====== Exercise data ======

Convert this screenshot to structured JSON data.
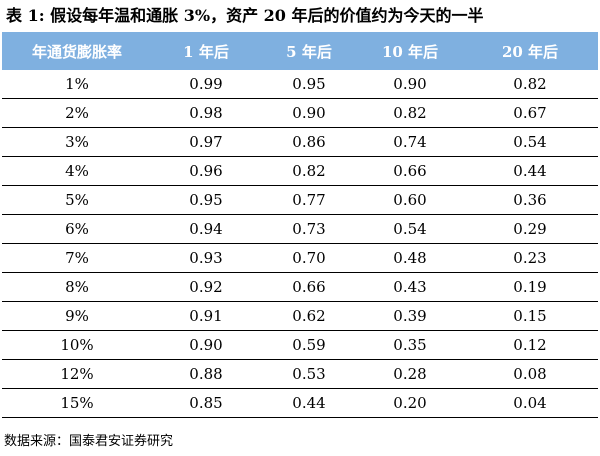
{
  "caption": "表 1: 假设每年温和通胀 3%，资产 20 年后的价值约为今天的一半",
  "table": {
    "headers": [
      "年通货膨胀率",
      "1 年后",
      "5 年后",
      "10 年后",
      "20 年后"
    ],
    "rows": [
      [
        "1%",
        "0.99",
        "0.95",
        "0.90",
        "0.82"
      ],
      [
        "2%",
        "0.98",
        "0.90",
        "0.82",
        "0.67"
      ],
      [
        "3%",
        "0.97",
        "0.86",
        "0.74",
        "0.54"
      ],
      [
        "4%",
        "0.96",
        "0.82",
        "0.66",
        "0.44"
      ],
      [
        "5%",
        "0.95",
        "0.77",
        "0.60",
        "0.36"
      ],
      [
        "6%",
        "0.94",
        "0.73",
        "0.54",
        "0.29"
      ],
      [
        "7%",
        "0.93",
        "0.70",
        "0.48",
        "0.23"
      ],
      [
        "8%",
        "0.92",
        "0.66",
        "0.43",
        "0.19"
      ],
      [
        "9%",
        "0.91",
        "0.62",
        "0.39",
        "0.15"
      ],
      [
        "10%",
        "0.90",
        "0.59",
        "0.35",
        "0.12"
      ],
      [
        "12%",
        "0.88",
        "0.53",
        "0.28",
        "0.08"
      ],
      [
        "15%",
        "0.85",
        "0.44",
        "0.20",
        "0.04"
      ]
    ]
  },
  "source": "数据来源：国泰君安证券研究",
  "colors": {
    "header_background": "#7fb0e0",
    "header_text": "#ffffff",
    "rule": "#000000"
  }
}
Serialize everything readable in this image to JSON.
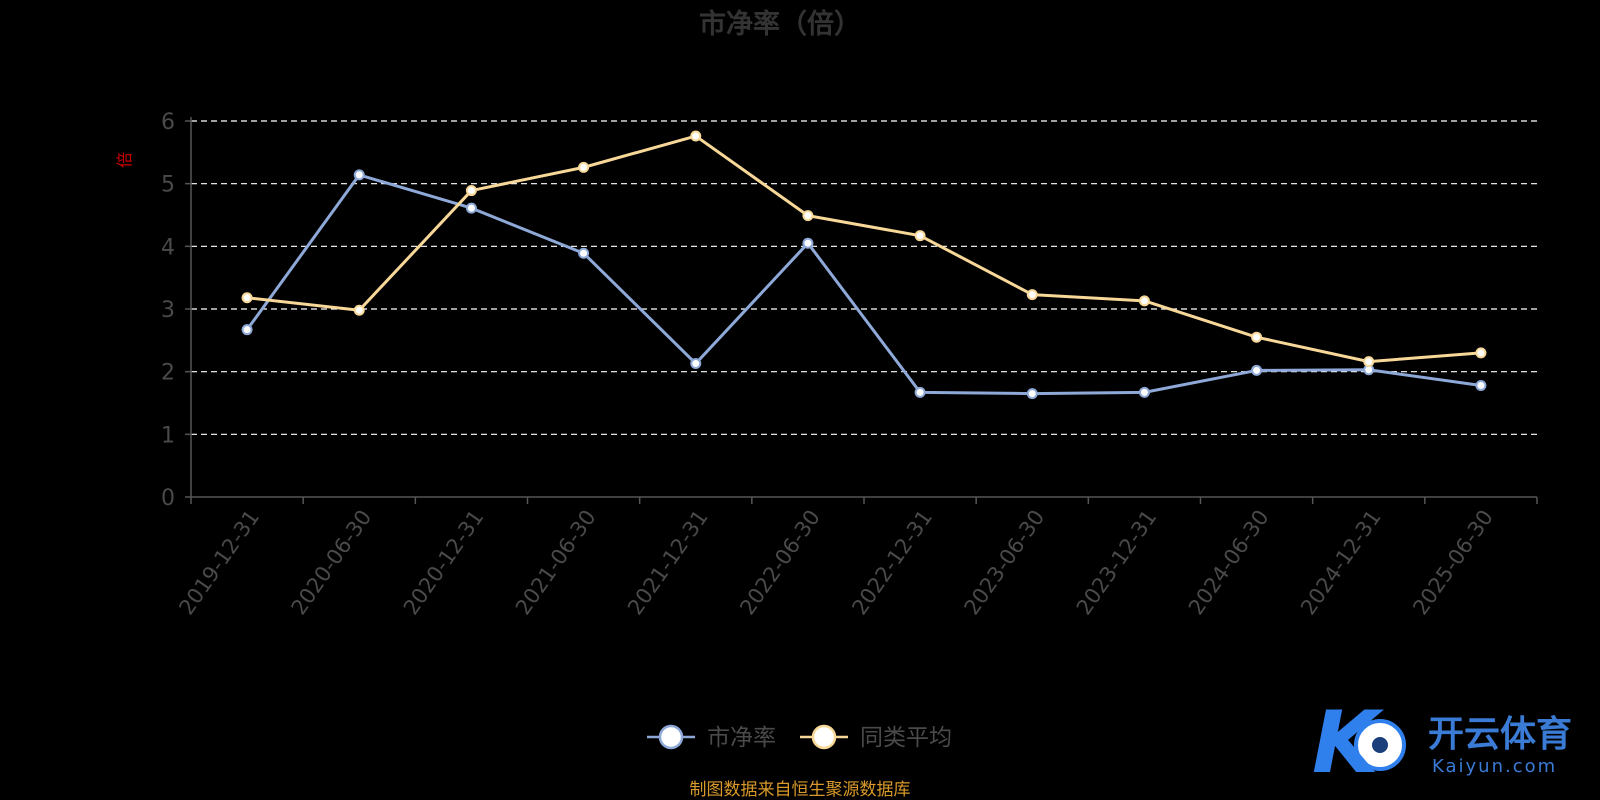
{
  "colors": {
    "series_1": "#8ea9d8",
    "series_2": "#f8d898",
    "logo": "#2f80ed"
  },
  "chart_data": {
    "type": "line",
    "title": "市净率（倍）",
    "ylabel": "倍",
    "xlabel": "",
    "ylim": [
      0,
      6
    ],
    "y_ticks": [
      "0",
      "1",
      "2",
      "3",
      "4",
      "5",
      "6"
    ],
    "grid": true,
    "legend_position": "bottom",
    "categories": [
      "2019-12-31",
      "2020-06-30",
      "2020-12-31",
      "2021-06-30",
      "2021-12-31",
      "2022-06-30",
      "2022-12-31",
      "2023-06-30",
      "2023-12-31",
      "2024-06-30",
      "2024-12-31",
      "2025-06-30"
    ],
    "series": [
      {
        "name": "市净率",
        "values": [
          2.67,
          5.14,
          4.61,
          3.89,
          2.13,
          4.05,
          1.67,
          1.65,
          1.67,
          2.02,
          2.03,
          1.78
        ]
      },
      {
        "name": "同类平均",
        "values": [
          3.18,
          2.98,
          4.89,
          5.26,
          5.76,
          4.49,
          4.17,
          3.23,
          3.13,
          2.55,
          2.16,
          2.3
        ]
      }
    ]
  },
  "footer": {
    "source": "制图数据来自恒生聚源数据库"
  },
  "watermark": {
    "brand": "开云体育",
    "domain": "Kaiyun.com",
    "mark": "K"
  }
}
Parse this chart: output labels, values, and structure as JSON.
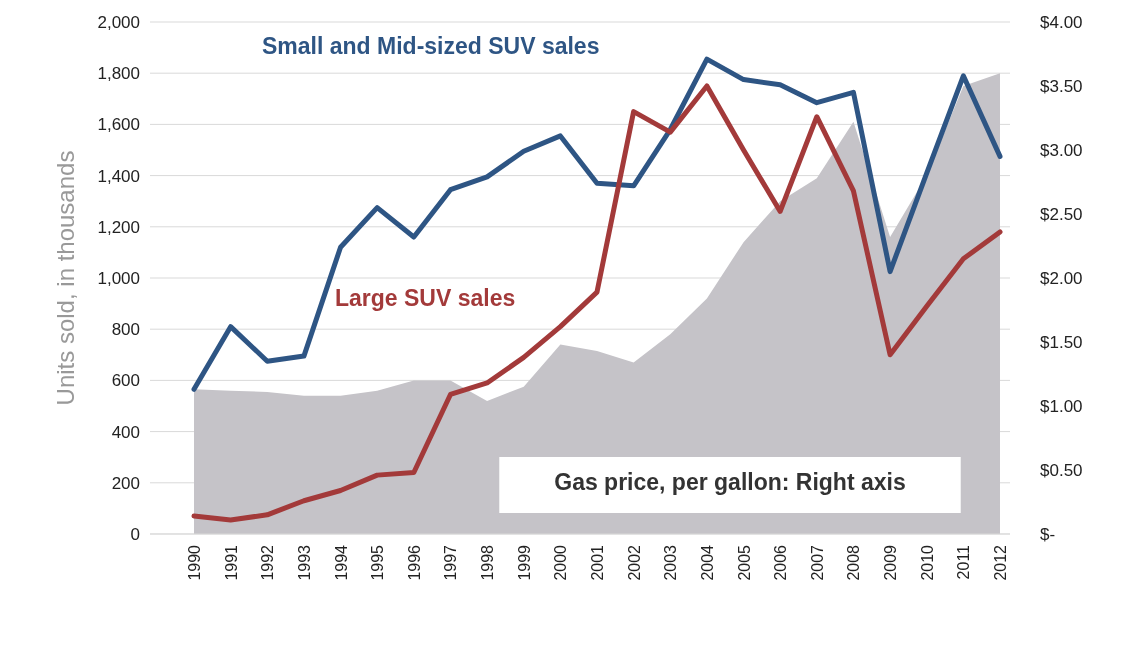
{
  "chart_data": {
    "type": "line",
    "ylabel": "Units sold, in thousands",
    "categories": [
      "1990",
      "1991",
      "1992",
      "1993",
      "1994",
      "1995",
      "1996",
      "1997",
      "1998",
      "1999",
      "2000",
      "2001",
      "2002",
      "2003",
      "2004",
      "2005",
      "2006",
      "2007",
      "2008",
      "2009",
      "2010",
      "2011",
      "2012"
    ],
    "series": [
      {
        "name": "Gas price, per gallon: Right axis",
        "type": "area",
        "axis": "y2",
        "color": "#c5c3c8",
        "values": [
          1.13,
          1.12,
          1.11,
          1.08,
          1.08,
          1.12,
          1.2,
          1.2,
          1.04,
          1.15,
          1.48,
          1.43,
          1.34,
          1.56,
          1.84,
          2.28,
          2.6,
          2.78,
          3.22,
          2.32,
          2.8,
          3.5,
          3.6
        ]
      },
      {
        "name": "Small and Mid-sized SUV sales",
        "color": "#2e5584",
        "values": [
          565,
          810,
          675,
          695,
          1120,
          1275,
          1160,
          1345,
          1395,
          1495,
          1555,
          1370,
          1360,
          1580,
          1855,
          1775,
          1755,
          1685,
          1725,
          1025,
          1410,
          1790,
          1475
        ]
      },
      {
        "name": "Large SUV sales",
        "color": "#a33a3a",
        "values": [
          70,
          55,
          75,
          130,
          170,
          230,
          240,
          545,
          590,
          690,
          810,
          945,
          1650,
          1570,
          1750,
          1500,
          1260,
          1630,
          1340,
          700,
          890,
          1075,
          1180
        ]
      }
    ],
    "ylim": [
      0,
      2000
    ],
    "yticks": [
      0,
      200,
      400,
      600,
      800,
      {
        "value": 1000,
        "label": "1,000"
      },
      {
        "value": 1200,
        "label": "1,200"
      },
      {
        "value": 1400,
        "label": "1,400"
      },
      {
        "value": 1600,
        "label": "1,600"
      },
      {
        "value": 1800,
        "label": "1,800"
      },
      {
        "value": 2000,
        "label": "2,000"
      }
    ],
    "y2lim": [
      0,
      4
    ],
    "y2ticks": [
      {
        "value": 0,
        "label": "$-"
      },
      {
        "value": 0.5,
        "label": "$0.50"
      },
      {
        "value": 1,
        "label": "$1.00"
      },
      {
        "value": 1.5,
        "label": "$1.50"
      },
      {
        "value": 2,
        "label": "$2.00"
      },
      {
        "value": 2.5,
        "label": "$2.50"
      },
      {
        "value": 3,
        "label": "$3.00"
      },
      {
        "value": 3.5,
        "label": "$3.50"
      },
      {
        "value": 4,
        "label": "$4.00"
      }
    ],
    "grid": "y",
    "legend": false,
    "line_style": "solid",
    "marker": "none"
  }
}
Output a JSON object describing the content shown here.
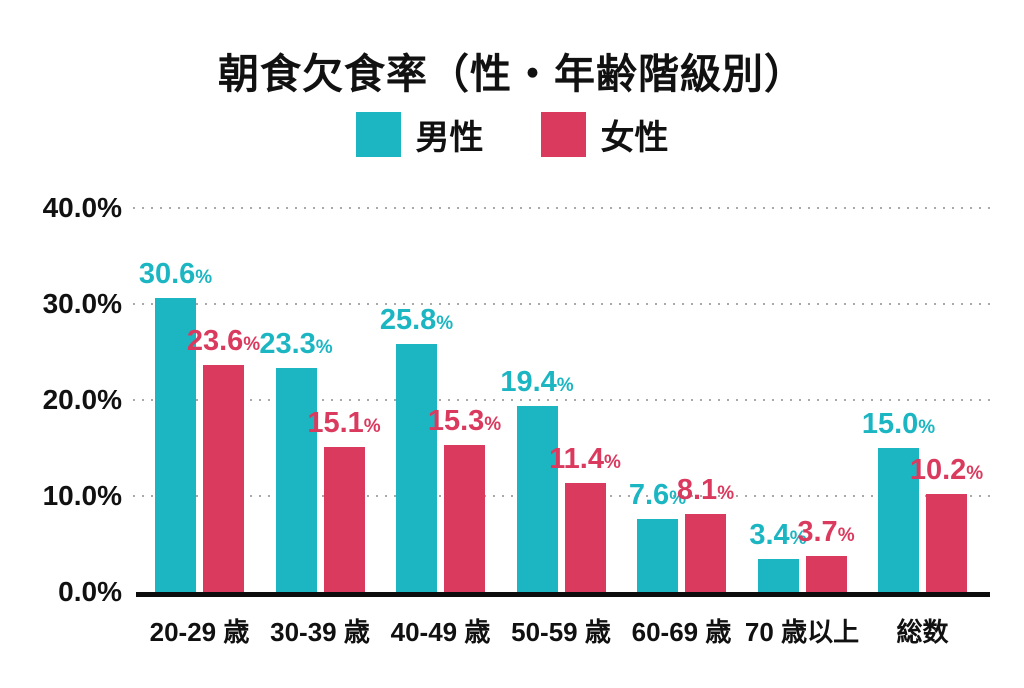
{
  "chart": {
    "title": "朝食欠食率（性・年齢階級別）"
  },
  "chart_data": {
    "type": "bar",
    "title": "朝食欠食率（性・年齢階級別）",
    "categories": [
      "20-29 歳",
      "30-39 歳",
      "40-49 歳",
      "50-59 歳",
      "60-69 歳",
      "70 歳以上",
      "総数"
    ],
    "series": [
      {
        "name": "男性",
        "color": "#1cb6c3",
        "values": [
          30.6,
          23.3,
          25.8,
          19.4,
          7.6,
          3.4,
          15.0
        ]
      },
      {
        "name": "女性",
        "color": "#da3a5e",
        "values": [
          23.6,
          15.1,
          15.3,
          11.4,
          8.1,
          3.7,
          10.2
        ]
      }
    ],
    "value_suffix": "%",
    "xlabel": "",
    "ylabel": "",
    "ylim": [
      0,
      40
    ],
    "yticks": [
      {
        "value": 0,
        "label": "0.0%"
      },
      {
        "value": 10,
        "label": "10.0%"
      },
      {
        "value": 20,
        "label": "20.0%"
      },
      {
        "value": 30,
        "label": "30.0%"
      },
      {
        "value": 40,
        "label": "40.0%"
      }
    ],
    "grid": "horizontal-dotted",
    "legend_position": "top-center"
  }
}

======

§ Work to complete: Leave out the pictures and transcribe everything else exactly.

§ Exercise response:
Convert this screenshot to structured JSON data.
{
  "caption": "表 1: 假设每年温和通胀 3%，资产 20 年后的价值约为今天的一半",
  "table": {
    "headers": [
      "年通货膨胀率",
      "1 年后",
      "5 年后",
      "10 年后",
      "20 年后"
    ],
    "rows": [
      [
        "1%",
        "0.99",
        "0.95",
        "0.90",
        "0.82"
      ],
      [
        "2%",
        "0.98",
        "0.90",
        "0.82",
        "0.67"
      ],
      [
        "3%",
        "0.97",
        "0.86",
        "0.74",
        "0.54"
      ],
      [
        "4%",
        "0.96",
        "0.82",
        "0.66",
        "0.44"
      ],
      [
        "5%",
        "0.95",
        "0.77",
        "0.60",
        "0.36"
      ],
      [
        "6%",
        "0.94",
        "0.73",
        "0.54",
        "0.29"
      ],
      [
        "7%",
        "0.93",
        "0.70",
        "0.48",
        "0.23"
      ],
      [
        "8%",
        "0.92",
        "0.66",
        "0.43",
        "0.19"
      ],
      [
        "9%",
        "0.91",
        "0.62",
        "0.39",
        "0.15"
      ],
      [
        "10%",
        "0.90",
        "0.59",
        "0.35",
        "0.12"
      ],
      [
        "12%",
        "0.88",
        "0.53",
        "0.28",
        "0.08"
      ],
      [
        "15%",
        "0.85",
        "0.44",
        "0.20",
        "0.04"
      ]
    ]
  },
  "source": "数据来源：国泰君安证券研究",
  "colors": {
    "header_background": "#7fb0e0",
    "header_text": "#ffffff",
    "rule": "#000000"
  }
}
Serialize everything readable in this image to JSON.
{
  "colors": {
    "series_1": "#8ea9d8",
    "series_2": "#f8d898",
    "logo": "#2f80ed"
  },
  "chart_data": {
    "type": "line",
    "title": "市净率（倍）",
    "ylabel": "倍",
    "xlabel": "",
    "ylim": [
      0,
      6
    ],
    "y_ticks": [
      "0",
      "1",
      "2",
      "3",
      "4",
      "5",
      "6"
    ],
    "grid": true,
    "legend_position": "bottom",
    "categories": [
      "2019-12-31",
      "2020-06-30",
      "2020-12-31",
      "2021-06-30",
      "2021-12-31",
      "2022-06-30",
      "2022-12-31",
      "2023-06-30",
      "2023-12-31",
      "2024-06-30",
      "2024-12-31",
      "2025-06-30"
    ],
    "series": [
      {
        "name": "市净率",
        "values": [
          2.67,
          5.14,
          4.61,
          3.89,
          2.13,
          4.05,
          1.67,
          1.65,
          1.67,
          2.02,
          2.03,
          1.78
        ]
      },
      {
        "name": "同类平均",
        "values": [
          3.18,
          2.98,
          4.89,
          5.26,
          5.76,
          4.49,
          4.17,
          3.23,
          3.13,
          2.55,
          2.16,
          2.3
        ]
      }
    ]
  },
  "footer": {
    "source": "制图数据来自恒生聚源数据库"
  },
  "watermark": {
    "brand": "开云体育",
    "domain": "Kaiyun.com",
    "mark": "K"
  }
}
Parse this chart: output labels, values, and structure as JSON.
{
  "chart_data": {
    "type": "line",
    "ylabel": "Units sold, in thousands",
    "categories": [
      "1990",
      "1991",
      "1992",
      "1993",
      "1994",
      "1995",
      "1996",
      "1997",
      "1998",
      "1999",
      "2000",
      "2001",
      "2002",
      "2003",
      "2004",
      "2005",
      "2006",
      "2007",
      "2008",
      "2009",
      "2010",
      "2011",
      "2012"
    ],
    "series": [
      {
        "name": "Gas price, per gallon: Right axis",
        "type": "area",
        "axis": "y2",
        "color": "#c5c3c8",
        "values": [
          1.13,
          1.12,
          1.11,
          1.08,
          1.08,
          1.12,
          1.2,
          1.2,
          1.04,
          1.15,
          1.48,
          1.43,
          1.34,
          1.56,
          1.84,
          2.28,
          2.6,
          2.78,
          3.22,
          2.32,
          2.8,
          3.5,
          3.6
        ]
      },
      {
        "name": "Small and Mid-sized SUV sales",
        "color": "#2e5584",
        "values": [
          565,
          810,
          675,
          695,
          1120,
          1275,
          1160,
          1345,
          1395,
          1495,
          1555,
          1370,
          1360,
          1580,
          1855,
          1775,
          1755,
          1685,
          1725,
          1025,
          1410,
          1790,
          1475
        ]
      },
      {
        "name": "Large SUV sales",
        "color": "#a33a3a",
        "values": [
          70,
          55,
          75,
          130,
          170,
          230,
          240,
          545,
          590,
          690,
          810,
          945,
          1650,
          1570,
          1750,
          1500,
          1260,
          1630,
          1340,
          700,
          890,
          1075,
          1180
        ]
      }
    ],
    "ylim": [
      0,
      2000
    ],
    "yticks": [
      0,
      200,
      400,
      600,
      800,
      {
        "value": 1000,
        "label": "1,000"
      },
      {
        "value": 1200,
        "label": "1,200"
      },
      {
        "value": 1400,
        "label": "1,400"
      },
      {
        "value": 1600,
        "label": "1,600"
      },
      {
        "value": 1800,
        "label": "1,800"
      },
      {
        "value": 2000,
        "label": "2,000"
      }
    ],
    "y2lim": [
      0,
      4
    ],
    "y2ticks": [
      {
        "value": 0,
        "label": "$-"
      },
      {
        "value": 0.5,
        "label": "$0.50"
      },
      {
        "value": 1,
        "label": "$1.00"
      },
      {
        "value": 1.5,
        "label": "$1.50"
      },
      {
        "value": 2,
        "label": "$2.00"
      },
      {
        "value": 2.5,
        "label": "$2.50"
      },
      {
        "value": 3,
        "label": "$3.00"
      },
      {
        "value": 3.5,
        "label": "$3.50"
      },
      {
        "value": 4,
        "label": "$4.00"
      }
    ],
    "grid": "y",
    "legend": false,
    "line_style": "solid",
    "marker": "none"
  }
}
Output a JSON object describing the content shown here.
{
  "chart": {
    "title": "朝食欠食率（性・年齢階級別）"
  },
  "chart_data": {
    "type": "bar",
    "title": "朝食欠食率（性・年齢階級別）",
    "categories": [
      "20-29 歳",
      "30-39 歳",
      "40-49 歳",
      "50-59 歳",
      "60-69 歳",
      "70 歳以上",
      "総数"
    ],
    "series": [
      {
        "name": "男性",
        "color": "#1cb6c3",
        "values": [
          30.6,
          23.3,
          25.8,
          19.4,
          7.6,
          3.4,
          15.0
        ]
      },
      {
        "name": "女性",
        "color": "#da3a5e",
        "values": [
          23.6,
          15.1,
          15.3,
          11.4,
          8.1,
          3.7,
          10.2
        ]
      }
    ],
    "value_suffix": "%",
    "xlabel": "",
    "ylabel": "",
    "ylim": [
      0,
      40
    ],
    "yticks": [
      {
        "value": 0,
        "label": "0.0%"
      },
      {
        "value": 10,
        "label": "10.0%"
      },
      {
        "value": 20,
        "label": "20.0%"
      },
      {
        "value": 30,
        "label": "30.0%"
      },
      {
        "value": 40,
        "label": "40.0%"
      }
    ],
    "grid": "horizontal-dotted",
    "legend_position": "top-center"
  }
}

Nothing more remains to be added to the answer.